WHAT IS REQUIRED >> Set each record down exactly, excluding all images.
** START PROVIDED DATA **
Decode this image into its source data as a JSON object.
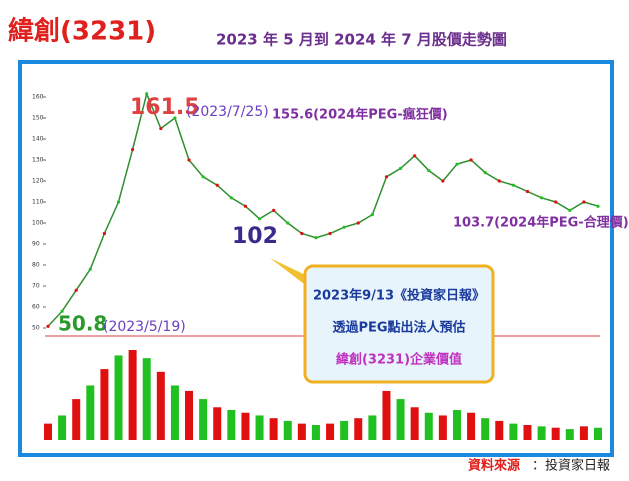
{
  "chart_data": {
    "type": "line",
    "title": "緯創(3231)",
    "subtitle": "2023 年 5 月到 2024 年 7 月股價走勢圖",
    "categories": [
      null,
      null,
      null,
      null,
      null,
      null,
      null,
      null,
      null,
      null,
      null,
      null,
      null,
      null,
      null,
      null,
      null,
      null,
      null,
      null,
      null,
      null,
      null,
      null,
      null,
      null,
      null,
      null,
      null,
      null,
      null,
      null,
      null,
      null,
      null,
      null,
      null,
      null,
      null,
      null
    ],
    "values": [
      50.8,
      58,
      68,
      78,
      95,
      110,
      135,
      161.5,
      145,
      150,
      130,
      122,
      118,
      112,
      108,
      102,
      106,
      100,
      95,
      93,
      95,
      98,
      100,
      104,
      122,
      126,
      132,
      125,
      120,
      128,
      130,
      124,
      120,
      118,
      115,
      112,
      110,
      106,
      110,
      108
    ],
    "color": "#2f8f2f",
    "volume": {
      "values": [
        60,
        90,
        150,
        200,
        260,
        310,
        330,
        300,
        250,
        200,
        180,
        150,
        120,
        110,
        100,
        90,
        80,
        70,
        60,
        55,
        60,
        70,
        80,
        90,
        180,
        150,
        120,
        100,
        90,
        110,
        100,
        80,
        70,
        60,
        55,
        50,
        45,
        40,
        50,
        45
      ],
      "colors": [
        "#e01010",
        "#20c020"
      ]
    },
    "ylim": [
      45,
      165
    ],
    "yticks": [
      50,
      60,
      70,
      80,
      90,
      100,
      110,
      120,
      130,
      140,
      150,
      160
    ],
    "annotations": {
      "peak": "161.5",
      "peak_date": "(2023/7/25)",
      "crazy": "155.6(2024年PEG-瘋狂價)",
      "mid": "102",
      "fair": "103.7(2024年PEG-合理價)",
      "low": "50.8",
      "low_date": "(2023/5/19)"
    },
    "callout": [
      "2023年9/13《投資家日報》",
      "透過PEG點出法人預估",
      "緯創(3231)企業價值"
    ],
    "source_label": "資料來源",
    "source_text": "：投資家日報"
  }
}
** END PROVIDED DATA **
ANSWER TO THIS EXERCISE >>
Decode this image into its source data as a JSON object.
{
  "chart_data": {
    "type": "line",
    "title": "緯創(3231)",
    "subtitle": "2023 年 5 月到 2024 年 7 月股價走勢圖",
    "categories": [
      null,
      null,
      null,
      null,
      null,
      null,
      null,
      null,
      null,
      null,
      null,
      null,
      null,
      null,
      null,
      null,
      null,
      null,
      null,
      null,
      null,
      null,
      null,
      null,
      null,
      null,
      null,
      null,
      null,
      null,
      null,
      null,
      null,
      null,
      null,
      null,
      null,
      null,
      null,
      null
    ],
    "values": [
      50.8,
      58,
      68,
      78,
      95,
      110,
      135,
      161.5,
      145,
      150,
      130,
      122,
      118,
      112,
      108,
      102,
      106,
      100,
      95,
      93,
      95,
      98,
      100,
      104,
      122,
      126,
      132,
      125,
      120,
      128,
      130,
      124,
      120,
      118,
      115,
      112,
      110,
      106,
      110,
      108
    ],
    "color": "#2f8f2f",
    "volume": {
      "values": [
        60,
        90,
        150,
        200,
        260,
        310,
        330,
        300,
        250,
        200,
        180,
        150,
        120,
        110,
        100,
        90,
        80,
        70,
        60,
        55,
        60,
        70,
        80,
        90,
        180,
        150,
        120,
        100,
        90,
        110,
        100,
        80,
        70,
        60,
        55,
        50,
        45,
        40,
        50,
        45
      ],
      "colors": [
        "#e01010",
        "#20c020"
      ]
    },
    "ylim": [
      45,
      165
    ],
    "yticks": [
      50,
      60,
      70,
      80,
      90,
      100,
      110,
      120,
      130,
      140,
      150,
      160
    ],
    "annotations": {
      "peak": "161.5",
      "peak_date": "(2023/7/25)",
      "crazy": "155.6(2024年PEG-瘋狂價)",
      "mid": "102",
      "fair": "103.7(2024年PEG-合理價)",
      "low": "50.8",
      "low_date": "(2023/5/19)"
    },
    "callout": [
      "2023年9/13《投資家日報》",
      "透過PEG點出法人預估",
      "緯創(3231)企業價值"
    ],
    "source_label": "資料來源",
    "source_text": "：投資家日報"
  }
}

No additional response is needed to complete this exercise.